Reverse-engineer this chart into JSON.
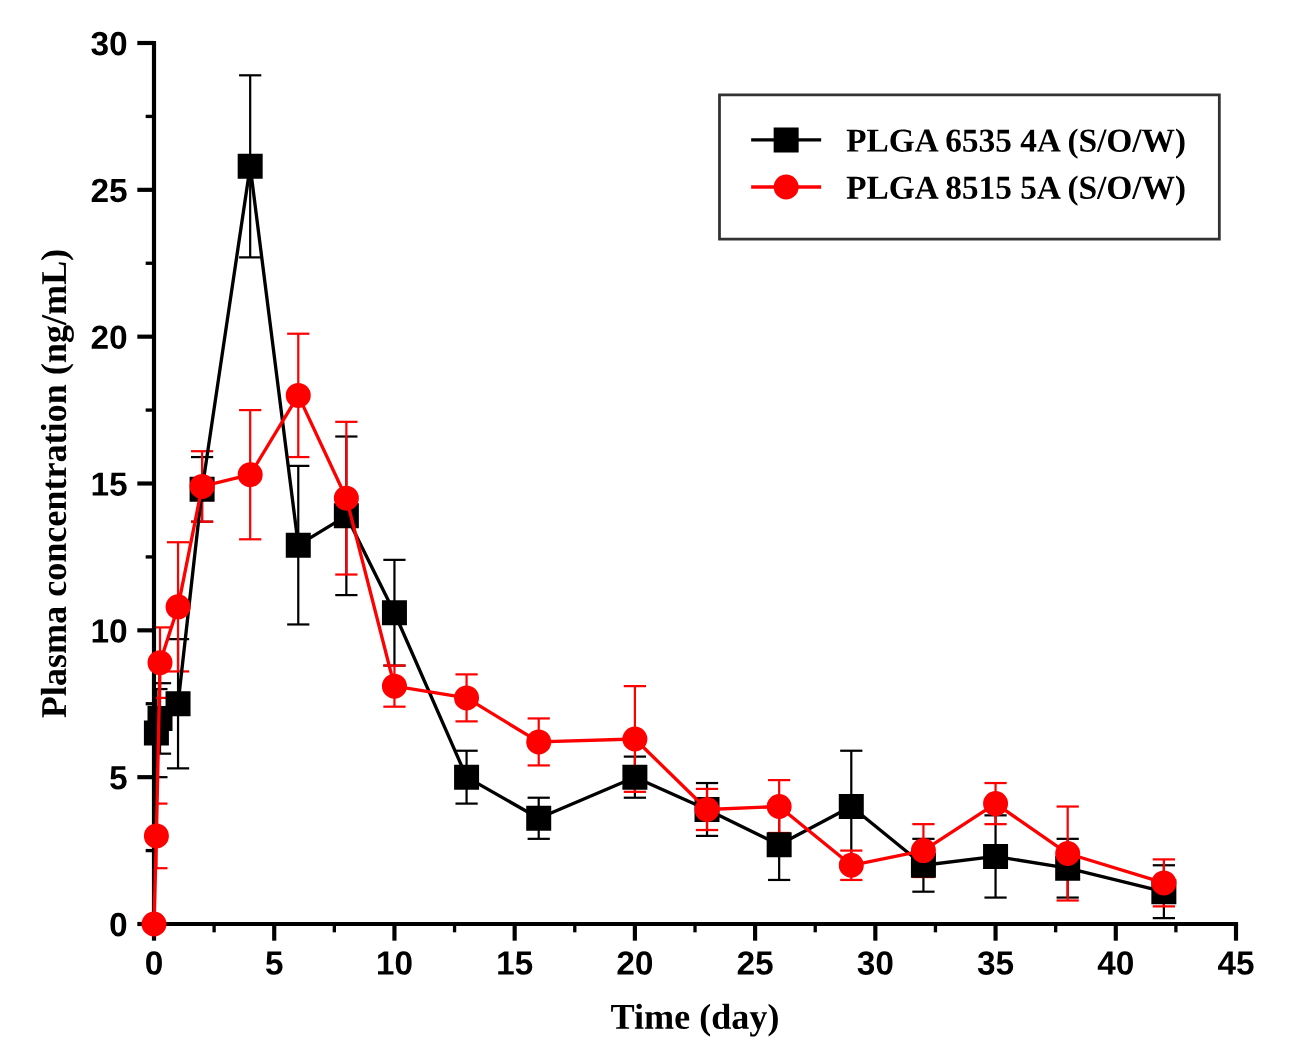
{
  "chart_data": {
    "type": "line",
    "xlabel": "Time (day)",
    "ylabel": "Plasma concentration (ng/mL)",
    "xlim": [
      0,
      45
    ],
    "ylim": [
      0,
      30
    ],
    "xticks": [
      0,
      5,
      10,
      15,
      20,
      25,
      30,
      35,
      40,
      45
    ],
    "yticks": [
      0,
      5,
      10,
      15,
      20,
      25,
      30
    ],
    "grid": false,
    "legend": "top right",
    "series": [
      {
        "name": "PLGA 6535 4A (S/O/W)",
        "color": "#000000",
        "marker": "square",
        "x": [
          0.1,
          0.25,
          1,
          2,
          4,
          6,
          8,
          10,
          13,
          16,
          20,
          23,
          26,
          29,
          32,
          35,
          38,
          42
        ],
        "values": [
          6.5,
          7.0,
          7.5,
          14.8,
          25.8,
          12.9,
          13.9,
          10.6,
          5.0,
          3.6,
          5.0,
          3.9,
          2.7,
          4.0,
          2.0,
          2.3,
          1.9,
          1.1
        ],
        "errors": [
          1.5,
          1.2,
          2.2,
          1.1,
          3.1,
          2.7,
          2.7,
          1.8,
          0.9,
          0.7,
          0.7,
          0.9,
          1.2,
          1.9,
          0.9,
          1.4,
          1.0,
          0.9
        ]
      },
      {
        "name": "PLGA 8515 5A (S/O/W)",
        "color": "#ff0000",
        "marker": "circle",
        "x": [
          0,
          0.1,
          0.25,
          1,
          2,
          4,
          6,
          8,
          10,
          13,
          16,
          20,
          23,
          26,
          29,
          32,
          35,
          38,
          42
        ],
        "values": [
          0,
          3.0,
          8.9,
          10.8,
          14.9,
          15.3,
          18.0,
          14.5,
          8.1,
          7.7,
          6.2,
          6.3,
          3.9,
          4.0,
          2.0,
          2.5,
          4.1,
          2.4,
          1.4
        ],
        "errors": [
          null,
          1.1,
          1.2,
          2.2,
          1.2,
          2.2,
          2.1,
          2.6,
          0.7,
          0.8,
          0.8,
          1.8,
          0.7,
          0.9,
          0.5,
          0.9,
          0.7,
          1.6,
          0.8
        ]
      }
    ]
  }
}
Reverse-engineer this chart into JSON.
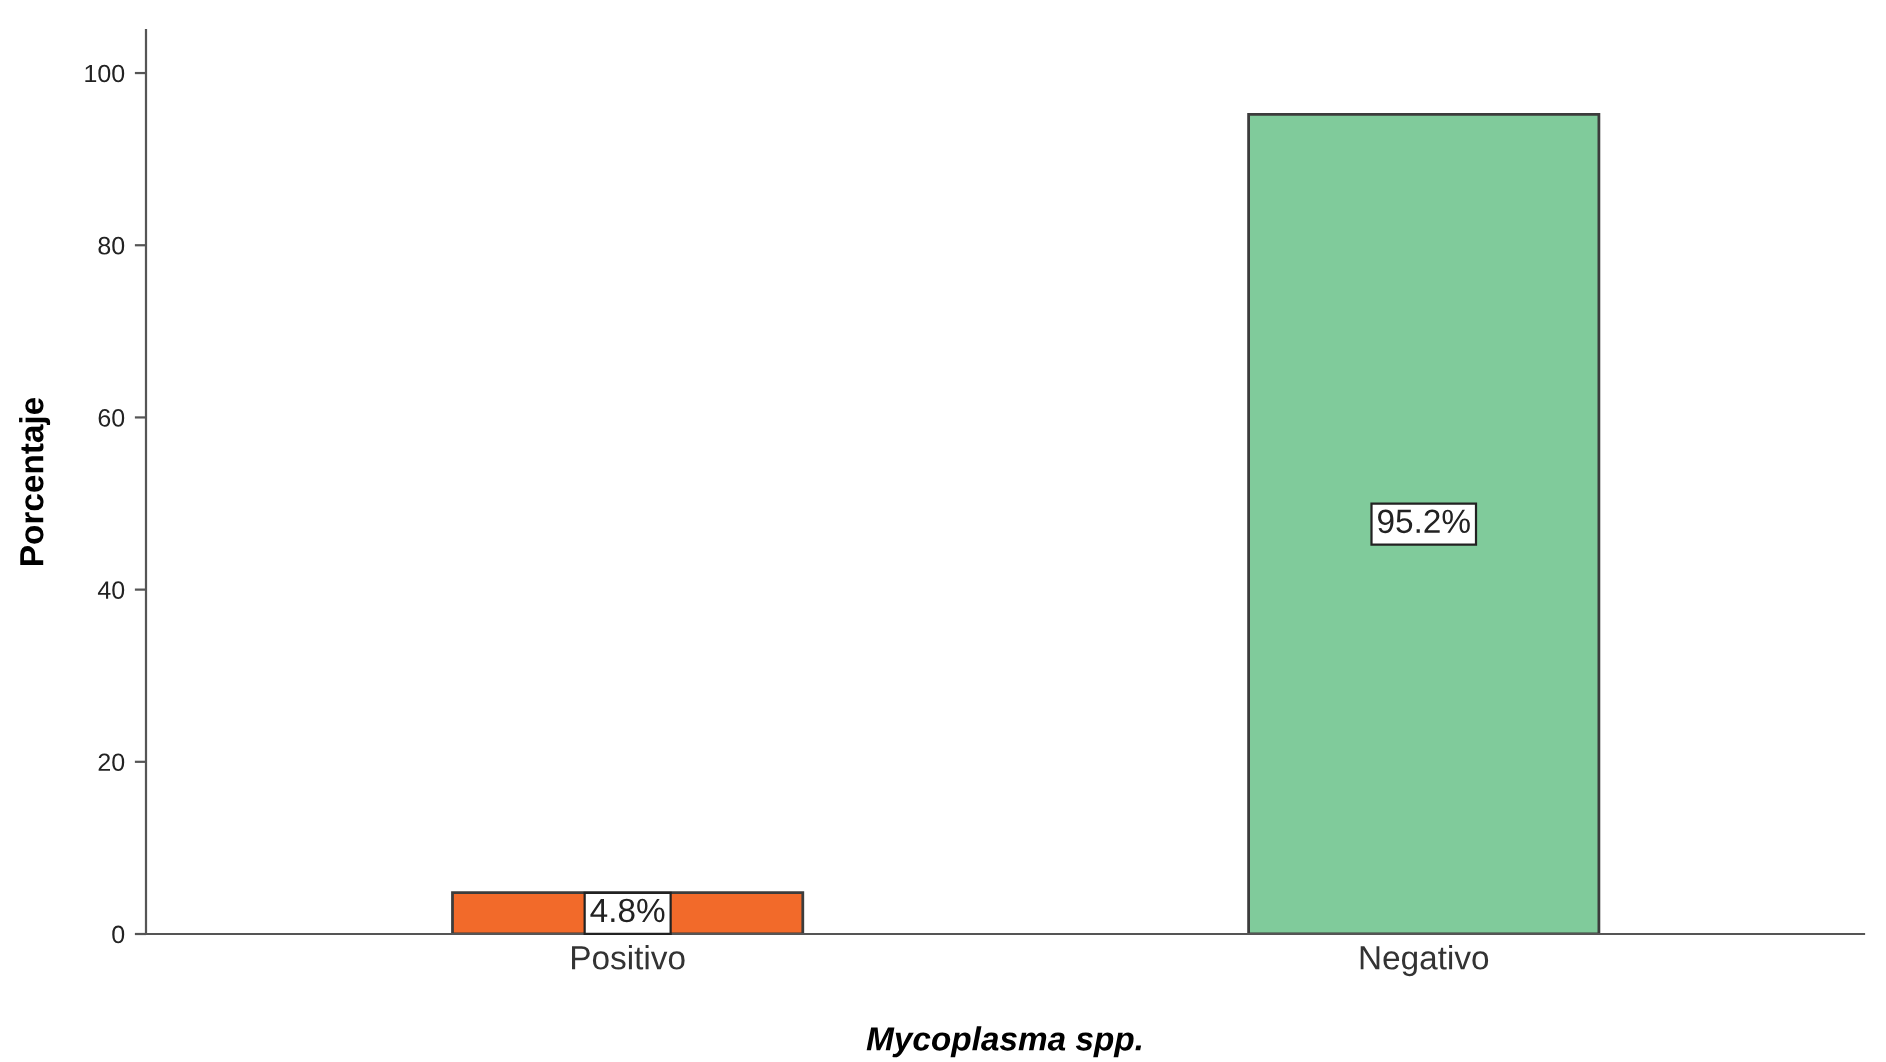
{
  "chart_data": {
    "type": "bar",
    "xlabel": "Mycoplasma spp.",
    "ylabel": "Porcentaje",
    "categories": [
      "Positivo",
      "Negativo"
    ],
    "values": [
      4.8,
      95.2
    ],
    "colors": [
      "#f26a2a",
      "#80cb9b"
    ],
    "value_labels": [
      "4.8%",
      "95.2%"
    ],
    "ylim": [
      0,
      105
    ],
    "yticks": [
      0,
      20,
      40,
      60,
      80,
      100
    ],
    "grid": false,
    "legend": false
  }
}
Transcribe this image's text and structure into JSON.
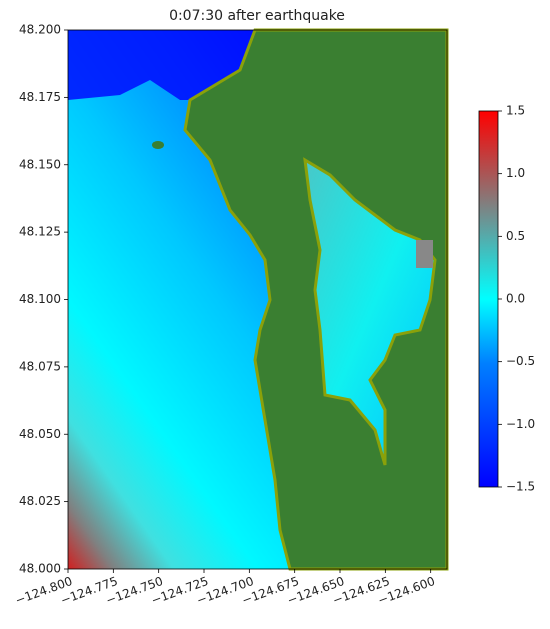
{
  "chart_data": {
    "type": "map",
    "title": "0:07:30 after earthquake",
    "xlim": [
      -124.8,
      -124.591
    ],
    "ylim": [
      48.0,
      48.2
    ],
    "xticks": [
      {
        "value": -124.8,
        "label": "−124.800"
      },
      {
        "value": -124.775,
        "label": "−124.775"
      },
      {
        "value": -124.75,
        "label": "−124.750"
      },
      {
        "value": -124.725,
        "label": "−124.725"
      },
      {
        "value": -124.7,
        "label": "−124.700"
      },
      {
        "value": -124.675,
        "label": "−124.675"
      },
      {
        "value": -124.65,
        "label": "−124.650"
      },
      {
        "value": -124.625,
        "label": "−124.625"
      },
      {
        "value": -124.6,
        "label": "−124.600"
      }
    ],
    "yticks": [
      {
        "value": 48.0,
        "label": "48.000"
      },
      {
        "value": 48.025,
        "label": "48.025"
      },
      {
        "value": 48.05,
        "label": "48.050"
      },
      {
        "value": 48.075,
        "label": "48.075"
      },
      {
        "value": 48.1,
        "label": "48.100"
      },
      {
        "value": 48.125,
        "label": "48.125"
      },
      {
        "value": 48.15,
        "label": "48.150"
      },
      {
        "value": 48.175,
        "label": "48.175"
      },
      {
        "value": 48.2,
        "label": "48.200"
      }
    ],
    "colorbar": {
      "lim": [
        -1.5,
        1.5
      ],
      "ticks": [
        {
          "value": -1.5,
          "label": "−1.5"
        },
        {
          "value": -1.0,
          "label": "−1.0"
        },
        {
          "value": -0.5,
          "label": "−0.5"
        },
        {
          "value": 0.0,
          "label": "0.0"
        },
        0.5,
        {
          "value": 1.0,
          "label": "1.0"
        },
        1.5
      ]
    }
  }
}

------------------------------------

Copy every line in the records above that contains the word "xlabel".

    "xlabel": "Time (day)",
    "xlabel": "Mycoplasma spp.",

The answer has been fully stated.